====== Supplied entries

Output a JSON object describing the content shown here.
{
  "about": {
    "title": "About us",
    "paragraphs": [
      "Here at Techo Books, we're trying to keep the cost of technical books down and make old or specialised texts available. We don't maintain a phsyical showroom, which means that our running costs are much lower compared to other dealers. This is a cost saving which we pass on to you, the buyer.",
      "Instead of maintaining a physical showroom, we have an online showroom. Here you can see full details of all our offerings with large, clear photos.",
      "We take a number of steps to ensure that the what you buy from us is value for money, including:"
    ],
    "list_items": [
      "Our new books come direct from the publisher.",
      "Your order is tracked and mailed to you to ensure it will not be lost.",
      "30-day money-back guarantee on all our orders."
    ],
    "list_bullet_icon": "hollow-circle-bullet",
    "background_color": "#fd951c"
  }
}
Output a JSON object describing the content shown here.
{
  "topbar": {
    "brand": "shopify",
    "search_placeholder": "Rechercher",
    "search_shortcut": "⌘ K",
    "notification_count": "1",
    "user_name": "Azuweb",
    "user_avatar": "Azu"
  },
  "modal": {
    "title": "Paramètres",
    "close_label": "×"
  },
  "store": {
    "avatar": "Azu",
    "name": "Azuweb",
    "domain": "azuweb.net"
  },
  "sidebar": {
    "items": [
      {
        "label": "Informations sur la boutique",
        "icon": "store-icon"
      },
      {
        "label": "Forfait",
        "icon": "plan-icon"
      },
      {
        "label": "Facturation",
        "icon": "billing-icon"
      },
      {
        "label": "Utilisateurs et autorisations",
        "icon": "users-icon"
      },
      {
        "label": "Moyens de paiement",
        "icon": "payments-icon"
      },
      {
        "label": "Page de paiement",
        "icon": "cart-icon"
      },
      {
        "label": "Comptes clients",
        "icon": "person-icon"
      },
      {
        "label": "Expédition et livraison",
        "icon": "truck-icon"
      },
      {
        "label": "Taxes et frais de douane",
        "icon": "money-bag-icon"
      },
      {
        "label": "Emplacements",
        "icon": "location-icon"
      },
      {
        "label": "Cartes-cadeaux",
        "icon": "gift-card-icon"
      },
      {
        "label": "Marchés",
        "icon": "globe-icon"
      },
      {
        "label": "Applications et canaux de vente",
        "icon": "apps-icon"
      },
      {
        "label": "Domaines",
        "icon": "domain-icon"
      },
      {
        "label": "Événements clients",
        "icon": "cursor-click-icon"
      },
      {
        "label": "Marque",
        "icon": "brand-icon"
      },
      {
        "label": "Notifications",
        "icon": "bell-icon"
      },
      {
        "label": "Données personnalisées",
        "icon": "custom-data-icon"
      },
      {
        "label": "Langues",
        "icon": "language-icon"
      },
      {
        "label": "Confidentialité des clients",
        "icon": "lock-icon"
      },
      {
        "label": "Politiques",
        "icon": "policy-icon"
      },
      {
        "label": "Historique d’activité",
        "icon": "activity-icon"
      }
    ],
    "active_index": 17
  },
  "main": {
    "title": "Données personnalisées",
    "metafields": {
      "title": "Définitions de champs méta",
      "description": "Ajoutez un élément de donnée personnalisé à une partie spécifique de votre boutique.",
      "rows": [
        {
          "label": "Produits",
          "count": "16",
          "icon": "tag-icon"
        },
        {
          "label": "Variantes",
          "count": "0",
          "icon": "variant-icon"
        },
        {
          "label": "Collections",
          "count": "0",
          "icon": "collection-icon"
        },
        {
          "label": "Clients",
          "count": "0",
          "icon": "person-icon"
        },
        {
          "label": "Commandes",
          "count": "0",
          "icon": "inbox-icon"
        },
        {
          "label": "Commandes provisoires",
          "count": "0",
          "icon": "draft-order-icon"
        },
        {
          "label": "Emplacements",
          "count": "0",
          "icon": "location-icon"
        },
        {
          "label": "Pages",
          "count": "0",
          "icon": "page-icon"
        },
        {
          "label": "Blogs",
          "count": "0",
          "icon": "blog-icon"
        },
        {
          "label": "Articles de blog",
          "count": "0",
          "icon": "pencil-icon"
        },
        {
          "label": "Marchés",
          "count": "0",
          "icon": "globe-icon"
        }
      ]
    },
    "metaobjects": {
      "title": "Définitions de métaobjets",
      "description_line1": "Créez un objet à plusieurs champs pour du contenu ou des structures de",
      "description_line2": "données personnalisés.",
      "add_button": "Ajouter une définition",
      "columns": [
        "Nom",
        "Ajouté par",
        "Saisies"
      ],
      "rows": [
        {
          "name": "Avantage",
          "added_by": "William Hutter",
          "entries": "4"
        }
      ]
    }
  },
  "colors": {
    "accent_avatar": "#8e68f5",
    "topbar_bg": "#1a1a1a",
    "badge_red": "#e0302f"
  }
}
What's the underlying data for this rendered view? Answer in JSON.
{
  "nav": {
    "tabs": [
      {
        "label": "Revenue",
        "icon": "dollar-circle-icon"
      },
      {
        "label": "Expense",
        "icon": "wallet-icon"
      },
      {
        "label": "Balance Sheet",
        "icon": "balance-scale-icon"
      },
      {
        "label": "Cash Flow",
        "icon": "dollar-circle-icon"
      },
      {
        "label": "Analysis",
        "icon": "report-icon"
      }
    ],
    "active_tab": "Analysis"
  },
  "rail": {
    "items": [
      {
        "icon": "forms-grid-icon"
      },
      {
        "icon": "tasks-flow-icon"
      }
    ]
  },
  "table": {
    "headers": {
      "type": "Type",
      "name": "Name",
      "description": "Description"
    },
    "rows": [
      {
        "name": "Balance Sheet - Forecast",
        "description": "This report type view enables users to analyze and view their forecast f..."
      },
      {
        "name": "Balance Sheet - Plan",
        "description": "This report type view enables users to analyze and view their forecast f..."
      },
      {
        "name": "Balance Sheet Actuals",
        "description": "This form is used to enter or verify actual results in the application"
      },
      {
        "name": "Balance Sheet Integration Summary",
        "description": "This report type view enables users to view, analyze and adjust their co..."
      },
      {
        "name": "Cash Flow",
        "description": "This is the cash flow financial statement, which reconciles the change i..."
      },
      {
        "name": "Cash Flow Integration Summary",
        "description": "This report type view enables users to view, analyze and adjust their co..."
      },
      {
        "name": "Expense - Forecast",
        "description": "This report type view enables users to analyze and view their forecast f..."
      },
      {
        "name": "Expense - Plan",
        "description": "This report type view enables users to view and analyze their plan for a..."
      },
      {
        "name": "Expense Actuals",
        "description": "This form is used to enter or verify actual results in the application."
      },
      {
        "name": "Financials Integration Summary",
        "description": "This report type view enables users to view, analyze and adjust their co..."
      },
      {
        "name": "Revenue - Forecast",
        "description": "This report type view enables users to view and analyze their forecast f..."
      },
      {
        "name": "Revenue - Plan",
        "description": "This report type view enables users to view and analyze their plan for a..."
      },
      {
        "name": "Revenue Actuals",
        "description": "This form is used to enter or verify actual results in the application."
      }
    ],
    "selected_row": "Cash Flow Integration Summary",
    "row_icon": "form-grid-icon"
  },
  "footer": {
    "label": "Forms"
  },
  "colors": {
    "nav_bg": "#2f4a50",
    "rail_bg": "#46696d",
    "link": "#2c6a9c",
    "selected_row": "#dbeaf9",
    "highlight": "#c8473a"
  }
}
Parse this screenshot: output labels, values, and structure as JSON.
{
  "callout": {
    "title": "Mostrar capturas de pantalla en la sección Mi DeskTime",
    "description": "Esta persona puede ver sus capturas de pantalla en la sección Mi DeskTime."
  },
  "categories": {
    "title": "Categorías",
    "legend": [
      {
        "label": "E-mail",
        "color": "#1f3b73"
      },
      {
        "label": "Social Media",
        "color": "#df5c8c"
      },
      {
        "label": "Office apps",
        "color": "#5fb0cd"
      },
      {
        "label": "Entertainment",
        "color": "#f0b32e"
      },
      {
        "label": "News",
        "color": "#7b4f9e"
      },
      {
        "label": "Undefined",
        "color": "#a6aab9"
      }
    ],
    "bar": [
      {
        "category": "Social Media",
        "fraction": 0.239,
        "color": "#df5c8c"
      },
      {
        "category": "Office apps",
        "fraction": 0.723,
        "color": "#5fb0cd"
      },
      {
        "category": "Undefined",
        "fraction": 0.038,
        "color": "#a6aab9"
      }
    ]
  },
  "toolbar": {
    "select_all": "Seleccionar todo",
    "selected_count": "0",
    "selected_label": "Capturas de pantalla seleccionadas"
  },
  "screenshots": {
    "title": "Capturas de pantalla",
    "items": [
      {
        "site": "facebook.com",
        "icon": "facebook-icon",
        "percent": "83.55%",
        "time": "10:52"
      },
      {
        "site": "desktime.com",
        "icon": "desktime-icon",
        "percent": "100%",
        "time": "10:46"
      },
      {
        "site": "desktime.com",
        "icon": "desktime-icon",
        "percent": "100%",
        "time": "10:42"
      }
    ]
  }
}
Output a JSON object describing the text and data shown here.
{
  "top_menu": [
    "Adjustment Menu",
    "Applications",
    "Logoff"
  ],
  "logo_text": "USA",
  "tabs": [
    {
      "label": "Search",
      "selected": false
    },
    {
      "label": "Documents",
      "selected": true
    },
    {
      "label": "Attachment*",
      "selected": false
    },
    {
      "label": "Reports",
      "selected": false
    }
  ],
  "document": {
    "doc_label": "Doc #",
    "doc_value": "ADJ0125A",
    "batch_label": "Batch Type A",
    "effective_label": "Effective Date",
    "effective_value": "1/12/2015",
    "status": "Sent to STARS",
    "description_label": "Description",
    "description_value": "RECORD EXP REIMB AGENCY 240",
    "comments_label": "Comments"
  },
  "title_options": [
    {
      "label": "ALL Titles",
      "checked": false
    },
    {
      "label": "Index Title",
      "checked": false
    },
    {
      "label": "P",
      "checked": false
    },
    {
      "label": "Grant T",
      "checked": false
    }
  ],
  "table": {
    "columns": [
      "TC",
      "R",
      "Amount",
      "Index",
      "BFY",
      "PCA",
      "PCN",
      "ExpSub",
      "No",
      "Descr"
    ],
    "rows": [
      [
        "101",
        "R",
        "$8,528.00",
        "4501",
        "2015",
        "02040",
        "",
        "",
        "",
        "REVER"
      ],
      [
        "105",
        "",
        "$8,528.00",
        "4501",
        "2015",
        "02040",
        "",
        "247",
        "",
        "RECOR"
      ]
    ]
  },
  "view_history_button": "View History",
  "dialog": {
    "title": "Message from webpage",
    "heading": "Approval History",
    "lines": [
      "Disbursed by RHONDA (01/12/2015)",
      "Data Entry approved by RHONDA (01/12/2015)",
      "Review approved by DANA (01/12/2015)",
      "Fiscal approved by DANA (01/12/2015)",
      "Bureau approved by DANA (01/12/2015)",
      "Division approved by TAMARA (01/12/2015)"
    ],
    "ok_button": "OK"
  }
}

============

◆ Work to be completed ◆
Read the data above and pull out each line that holds the string "Emplacements".

◆ Completed task ◆
        "label": "Emplacements",
          "label": "Emplacements",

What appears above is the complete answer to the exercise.